◆ What this task involves ◆
The records underneath are to be repeated exactly, with the pictures left out.

# START OF Data shown

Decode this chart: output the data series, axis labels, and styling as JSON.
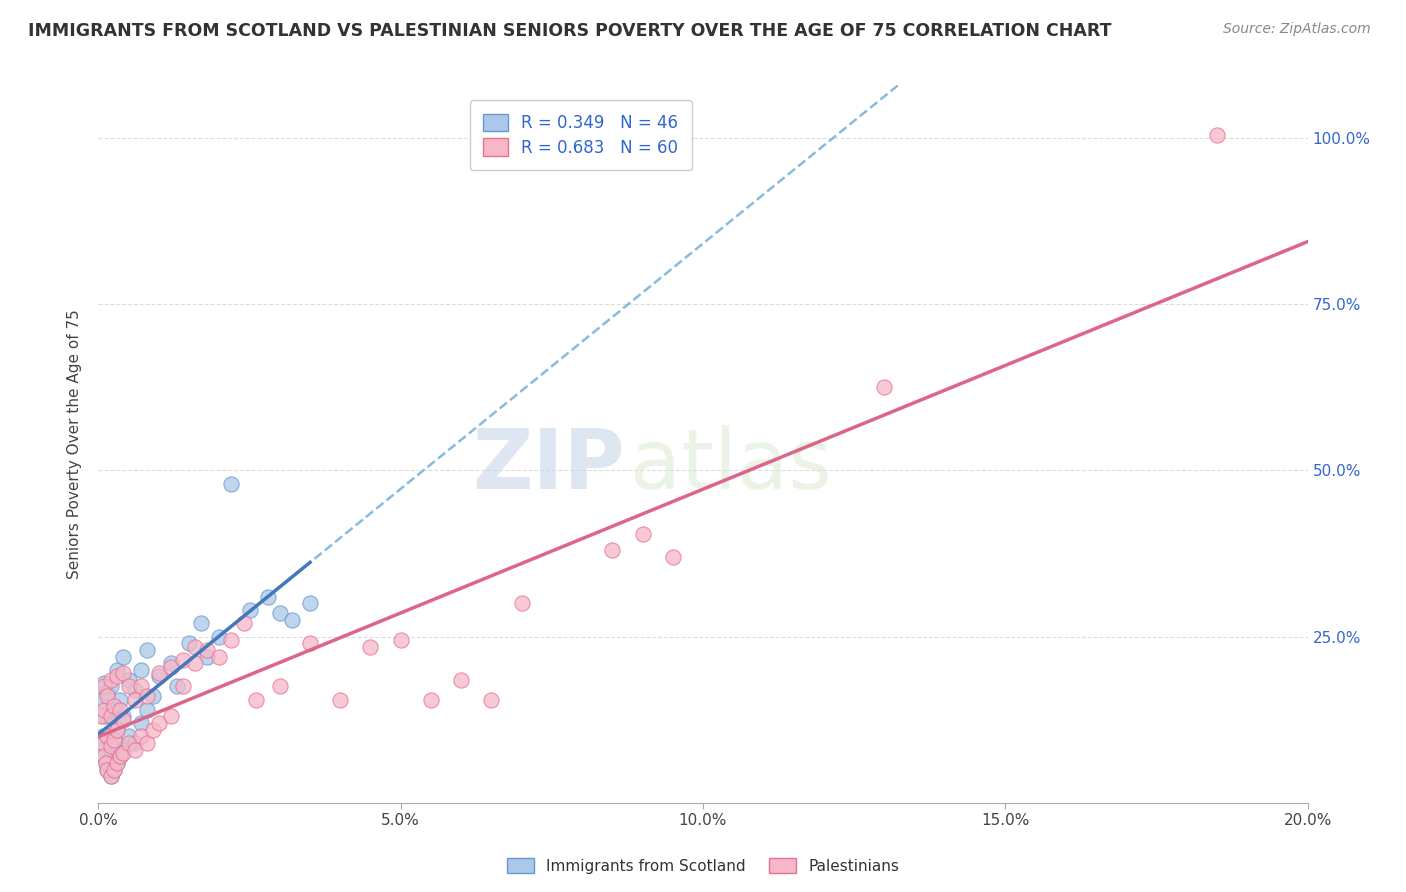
{
  "title": "IMMIGRANTS FROM SCOTLAND VS PALESTINIAN SENIORS POVERTY OVER THE AGE OF 75 CORRELATION CHART",
  "source_text": "Source: ZipAtlas.com",
  "ylabel": "Seniors Poverty Over the Age of 75",
  "xlim": [
    0.0,
    0.2
  ],
  "ylim": [
    0.0,
    1.08
  ],
  "xtick_labels": [
    "0.0%",
    "5.0%",
    "10.0%",
    "15.0%",
    "20.0%"
  ],
  "xtick_vals": [
    0.0,
    0.05,
    0.1,
    0.15,
    0.2
  ],
  "ytick_labels": [
    "25.0%",
    "50.0%",
    "75.0%",
    "100.0%"
  ],
  "ytick_vals": [
    0.25,
    0.5,
    0.75,
    1.0
  ],
  "scotland_color": "#aac8e8",
  "scotland_edge": "#6699cc",
  "palestinian_color": "#f5b8c8",
  "palestinian_edge": "#e87090",
  "legend_scotland_label": "R = 0.349   N = 46",
  "legend_palestinian_label": "R = 0.683   N = 60",
  "watermark_zip": "ZIP",
  "watermark_atlas": "atlas",
  "background_color": "#ffffff",
  "grid_color": "#dddddd",
  "title_color": "#333333",
  "legend_text_color": "#3366cc",
  "scotland_points": [
    [
      0.0005,
      0.155
    ],
    [
      0.0008,
      0.1
    ],
    [
      0.001,
      0.08
    ],
    [
      0.001,
      0.13
    ],
    [
      0.001,
      0.18
    ],
    [
      0.0012,
      0.06
    ],
    [
      0.0015,
      0.05
    ],
    [
      0.0015,
      0.1
    ],
    [
      0.0015,
      0.165
    ],
    [
      0.002,
      0.04
    ],
    [
      0.002,
      0.08
    ],
    [
      0.002,
      0.13
    ],
    [
      0.002,
      0.175
    ],
    [
      0.0025,
      0.05
    ],
    [
      0.0025,
      0.09
    ],
    [
      0.0025,
      0.14
    ],
    [
      0.003,
      0.06
    ],
    [
      0.003,
      0.11
    ],
    [
      0.003,
      0.2
    ],
    [
      0.0035,
      0.07
    ],
    [
      0.0035,
      0.155
    ],
    [
      0.004,
      0.08
    ],
    [
      0.004,
      0.13
    ],
    [
      0.004,
      0.22
    ],
    [
      0.005,
      0.1
    ],
    [
      0.005,
      0.185
    ],
    [
      0.006,
      0.09
    ],
    [
      0.006,
      0.17
    ],
    [
      0.007,
      0.12
    ],
    [
      0.007,
      0.2
    ],
    [
      0.008,
      0.14
    ],
    [
      0.008,
      0.23
    ],
    [
      0.009,
      0.16
    ],
    [
      0.01,
      0.19
    ],
    [
      0.012,
      0.21
    ],
    [
      0.013,
      0.175
    ],
    [
      0.015,
      0.24
    ],
    [
      0.017,
      0.27
    ],
    [
      0.018,
      0.22
    ],
    [
      0.02,
      0.25
    ],
    [
      0.022,
      0.48
    ],
    [
      0.025,
      0.29
    ],
    [
      0.028,
      0.31
    ],
    [
      0.03,
      0.285
    ],
    [
      0.032,
      0.275
    ],
    [
      0.035,
      0.3
    ]
  ],
  "palestinian_points": [
    [
      0.0005,
      0.13
    ],
    [
      0.0008,
      0.09
    ],
    [
      0.001,
      0.07
    ],
    [
      0.001,
      0.14
    ],
    [
      0.001,
      0.175
    ],
    [
      0.0012,
      0.06
    ],
    [
      0.0015,
      0.05
    ],
    [
      0.0015,
      0.1
    ],
    [
      0.0015,
      0.16
    ],
    [
      0.002,
      0.04
    ],
    [
      0.002,
      0.085
    ],
    [
      0.002,
      0.13
    ],
    [
      0.002,
      0.185
    ],
    [
      0.0025,
      0.05
    ],
    [
      0.0025,
      0.095
    ],
    [
      0.0025,
      0.145
    ],
    [
      0.003,
      0.06
    ],
    [
      0.003,
      0.11
    ],
    [
      0.003,
      0.19
    ],
    [
      0.0035,
      0.07
    ],
    [
      0.0035,
      0.14
    ],
    [
      0.004,
      0.075
    ],
    [
      0.004,
      0.125
    ],
    [
      0.004,
      0.195
    ],
    [
      0.005,
      0.09
    ],
    [
      0.005,
      0.175
    ],
    [
      0.006,
      0.08
    ],
    [
      0.006,
      0.155
    ],
    [
      0.007,
      0.1
    ],
    [
      0.007,
      0.175
    ],
    [
      0.008,
      0.09
    ],
    [
      0.008,
      0.16
    ],
    [
      0.009,
      0.11
    ],
    [
      0.01,
      0.12
    ],
    [
      0.01,
      0.195
    ],
    [
      0.012,
      0.13
    ],
    [
      0.012,
      0.205
    ],
    [
      0.014,
      0.215
    ],
    [
      0.014,
      0.175
    ],
    [
      0.016,
      0.21
    ],
    [
      0.016,
      0.235
    ],
    [
      0.018,
      0.23
    ],
    [
      0.02,
      0.22
    ],
    [
      0.022,
      0.245
    ],
    [
      0.024,
      0.27
    ],
    [
      0.026,
      0.155
    ],
    [
      0.03,
      0.175
    ],
    [
      0.035,
      0.24
    ],
    [
      0.04,
      0.155
    ],
    [
      0.045,
      0.235
    ],
    [
      0.05,
      0.245
    ],
    [
      0.055,
      0.155
    ],
    [
      0.06,
      0.185
    ],
    [
      0.065,
      0.155
    ],
    [
      0.07,
      0.3
    ],
    [
      0.085,
      0.38
    ],
    [
      0.09,
      0.405
    ],
    [
      0.095,
      0.37
    ],
    [
      0.13,
      0.625
    ],
    [
      0.185,
      1.005
    ]
  ]
}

# END OF Data shown

◆ Response for this exercise ◆
Decode this chart: output the data series, axis labels, and styling as JSON.
{
  "title": "IMMIGRANTS FROM SCOTLAND VS PALESTINIAN SENIORS POVERTY OVER THE AGE OF 75 CORRELATION CHART",
  "source_text": "Source: ZipAtlas.com",
  "ylabel": "Seniors Poverty Over the Age of 75",
  "xlim": [
    0.0,
    0.2
  ],
  "ylim": [
    0.0,
    1.08
  ],
  "xtick_labels": [
    "0.0%",
    "5.0%",
    "10.0%",
    "15.0%",
    "20.0%"
  ],
  "xtick_vals": [
    0.0,
    0.05,
    0.1,
    0.15,
    0.2
  ],
  "ytick_labels": [
    "25.0%",
    "50.0%",
    "75.0%",
    "100.0%"
  ],
  "ytick_vals": [
    0.25,
    0.5,
    0.75,
    1.0
  ],
  "scotland_color": "#aac8e8",
  "scotland_edge": "#6699cc",
  "palestinian_color": "#f5b8c8",
  "palestinian_edge": "#e87090",
  "legend_scotland_label": "R = 0.349   N = 46",
  "legend_palestinian_label": "R = 0.683   N = 60",
  "watermark_zip": "ZIP",
  "watermark_atlas": "atlas",
  "background_color": "#ffffff",
  "grid_color": "#dddddd",
  "title_color": "#333333",
  "legend_text_color": "#3366cc",
  "scotland_points": [
    [
      0.0005,
      0.155
    ],
    [
      0.0008,
      0.1
    ],
    [
      0.001,
      0.08
    ],
    [
      0.001,
      0.13
    ],
    [
      0.001,
      0.18
    ],
    [
      0.0012,
      0.06
    ],
    [
      0.0015,
      0.05
    ],
    [
      0.0015,
      0.1
    ],
    [
      0.0015,
      0.165
    ],
    [
      0.002,
      0.04
    ],
    [
      0.002,
      0.08
    ],
    [
      0.002,
      0.13
    ],
    [
      0.002,
      0.175
    ],
    [
      0.0025,
      0.05
    ],
    [
      0.0025,
      0.09
    ],
    [
      0.0025,
      0.14
    ],
    [
      0.003,
      0.06
    ],
    [
      0.003,
      0.11
    ],
    [
      0.003,
      0.2
    ],
    [
      0.0035,
      0.07
    ],
    [
      0.0035,
      0.155
    ],
    [
      0.004,
      0.08
    ],
    [
      0.004,
      0.13
    ],
    [
      0.004,
      0.22
    ],
    [
      0.005,
      0.1
    ],
    [
      0.005,
      0.185
    ],
    [
      0.006,
      0.09
    ],
    [
      0.006,
      0.17
    ],
    [
      0.007,
      0.12
    ],
    [
      0.007,
      0.2
    ],
    [
      0.008,
      0.14
    ],
    [
      0.008,
      0.23
    ],
    [
      0.009,
      0.16
    ],
    [
      0.01,
      0.19
    ],
    [
      0.012,
      0.21
    ],
    [
      0.013,
      0.175
    ],
    [
      0.015,
      0.24
    ],
    [
      0.017,
      0.27
    ],
    [
      0.018,
      0.22
    ],
    [
      0.02,
      0.25
    ],
    [
      0.022,
      0.48
    ],
    [
      0.025,
      0.29
    ],
    [
      0.028,
      0.31
    ],
    [
      0.03,
      0.285
    ],
    [
      0.032,
      0.275
    ],
    [
      0.035,
      0.3
    ]
  ],
  "palestinian_points": [
    [
      0.0005,
      0.13
    ],
    [
      0.0008,
      0.09
    ],
    [
      0.001,
      0.07
    ],
    [
      0.001,
      0.14
    ],
    [
      0.001,
      0.175
    ],
    [
      0.0012,
      0.06
    ],
    [
      0.0015,
      0.05
    ],
    [
      0.0015,
      0.1
    ],
    [
      0.0015,
      0.16
    ],
    [
      0.002,
      0.04
    ],
    [
      0.002,
      0.085
    ],
    [
      0.002,
      0.13
    ],
    [
      0.002,
      0.185
    ],
    [
      0.0025,
      0.05
    ],
    [
      0.0025,
      0.095
    ],
    [
      0.0025,
      0.145
    ],
    [
      0.003,
      0.06
    ],
    [
      0.003,
      0.11
    ],
    [
      0.003,
      0.19
    ],
    [
      0.0035,
      0.07
    ],
    [
      0.0035,
      0.14
    ],
    [
      0.004,
      0.075
    ],
    [
      0.004,
      0.125
    ],
    [
      0.004,
      0.195
    ],
    [
      0.005,
      0.09
    ],
    [
      0.005,
      0.175
    ],
    [
      0.006,
      0.08
    ],
    [
      0.006,
      0.155
    ],
    [
      0.007,
      0.1
    ],
    [
      0.007,
      0.175
    ],
    [
      0.008,
      0.09
    ],
    [
      0.008,
      0.16
    ],
    [
      0.009,
      0.11
    ],
    [
      0.01,
      0.12
    ],
    [
      0.01,
      0.195
    ],
    [
      0.012,
      0.13
    ],
    [
      0.012,
      0.205
    ],
    [
      0.014,
      0.215
    ],
    [
      0.014,
      0.175
    ],
    [
      0.016,
      0.21
    ],
    [
      0.016,
      0.235
    ],
    [
      0.018,
      0.23
    ],
    [
      0.02,
      0.22
    ],
    [
      0.022,
      0.245
    ],
    [
      0.024,
      0.27
    ],
    [
      0.026,
      0.155
    ],
    [
      0.03,
      0.175
    ],
    [
      0.035,
      0.24
    ],
    [
      0.04,
      0.155
    ],
    [
      0.045,
      0.235
    ],
    [
      0.05,
      0.245
    ],
    [
      0.055,
      0.155
    ],
    [
      0.06,
      0.185
    ],
    [
      0.065,
      0.155
    ],
    [
      0.07,
      0.3
    ],
    [
      0.085,
      0.38
    ],
    [
      0.09,
      0.405
    ],
    [
      0.095,
      0.37
    ],
    [
      0.13,
      0.625
    ],
    [
      0.185,
      1.005
    ]
  ]
}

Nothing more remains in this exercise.